Data records
(begin)

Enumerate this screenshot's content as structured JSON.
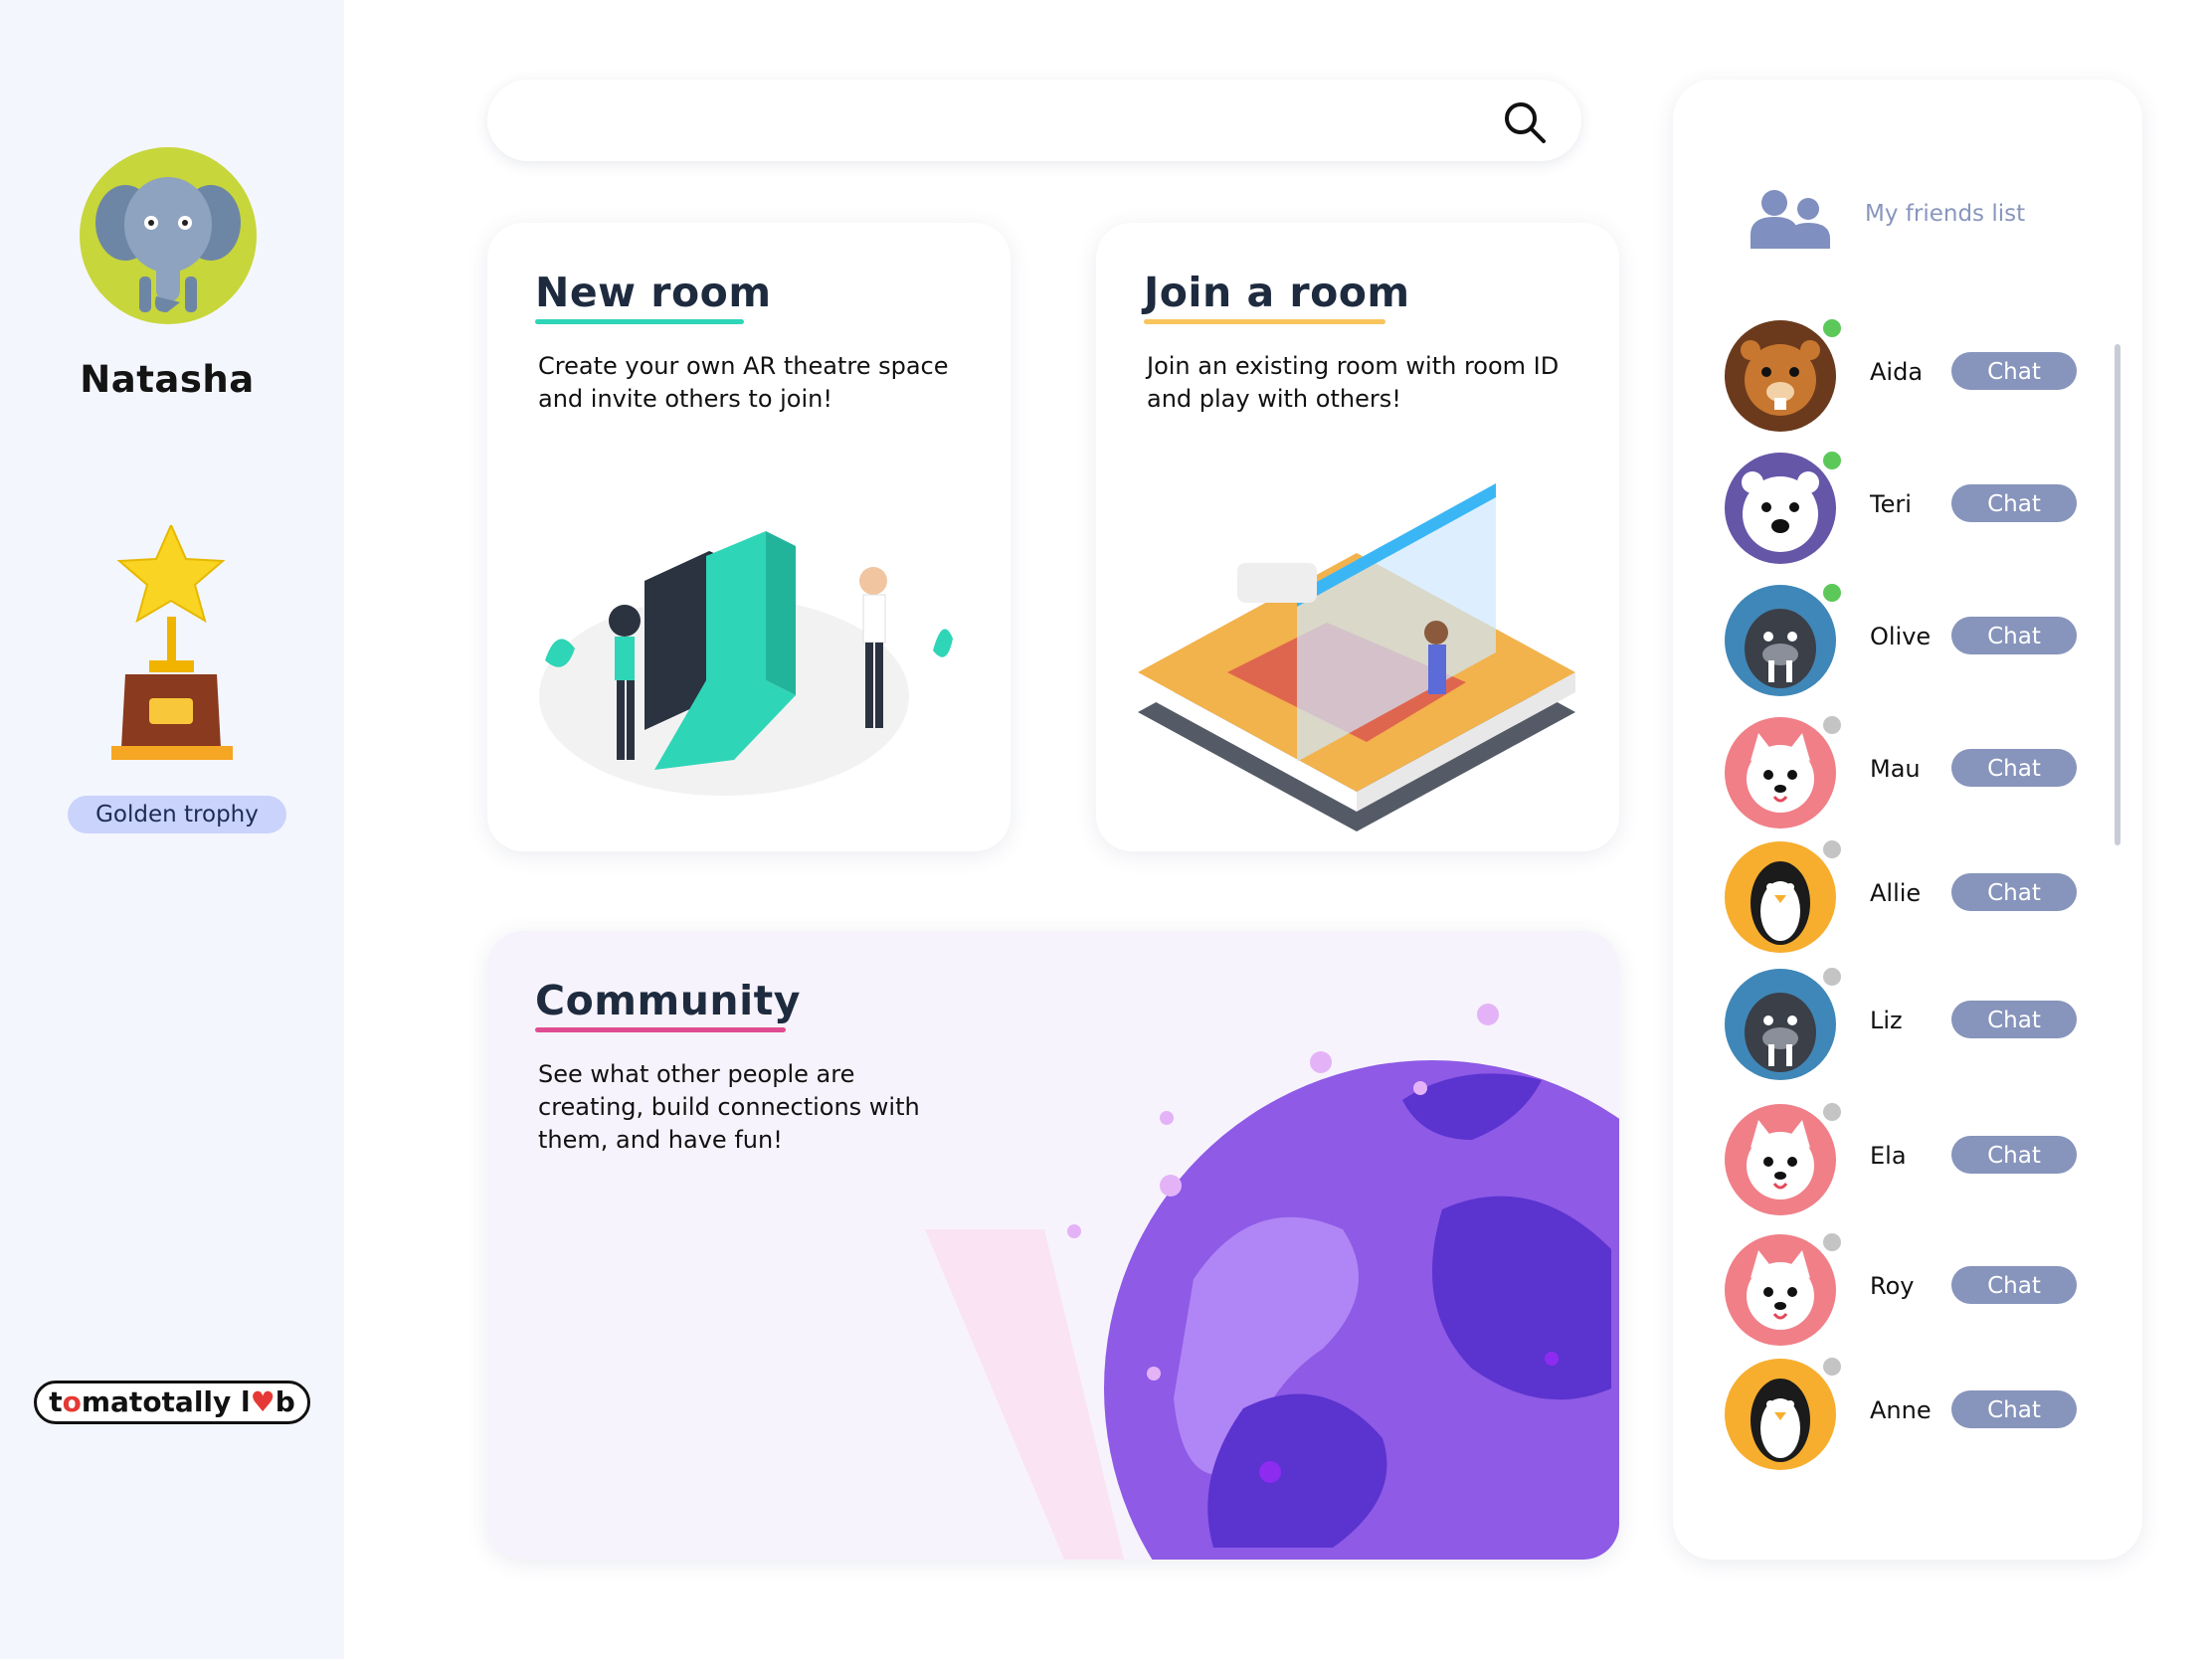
{
  "profile": {
    "name": "Natasha",
    "trophy_label": "Golden trophy"
  },
  "brand": {
    "prefix": "t",
    "tomato": "o",
    "middle": "matotally l",
    "heart": "♥",
    "suffix": "b"
  },
  "search": {
    "placeholder": "",
    "value": ""
  },
  "cards": {
    "new_room": {
      "title": "New room",
      "description": "Create your own AR theatre space and invite others to join!",
      "accent": "#2fd5b7"
    },
    "join_room": {
      "title": "Join a room",
      "description": "Join an existing room with room ID and play with others!",
      "accent": "#f7c55c"
    },
    "community": {
      "title": "Community",
      "description": "See what other people are creating, build connections with them, and have fun!",
      "accent": "#e14b92"
    }
  },
  "friends": {
    "title": "My friends list",
    "chat_label": "Chat",
    "items": [
      {
        "name": "Aida",
        "animal": "beaver",
        "online": true
      },
      {
        "name": "Teri",
        "animal": "polar-bear",
        "online": true
      },
      {
        "name": "Olive",
        "animal": "walrus",
        "online": true
      },
      {
        "name": "Mau",
        "animal": "cat",
        "online": false
      },
      {
        "name": "Allie",
        "animal": "penguin",
        "online": false
      },
      {
        "name": "Liz",
        "animal": "walrus",
        "online": false
      },
      {
        "name": "Ela",
        "animal": "cat",
        "online": false
      },
      {
        "name": "Roy",
        "animal": "cat",
        "online": false
      },
      {
        "name": "Anne",
        "animal": "penguin",
        "online": false
      }
    ]
  },
  "colors": {
    "sidebar_bg": "#f4f6fd",
    "chat_button": "#8794bb",
    "online": "#5cc85a",
    "offline": "#c4c4c4"
  }
}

(end)

From the entries above, copy each line holding "title".

      "title": "New room",
      "title": "Join a room",
      "title": "Community",
    "title": "My friends list",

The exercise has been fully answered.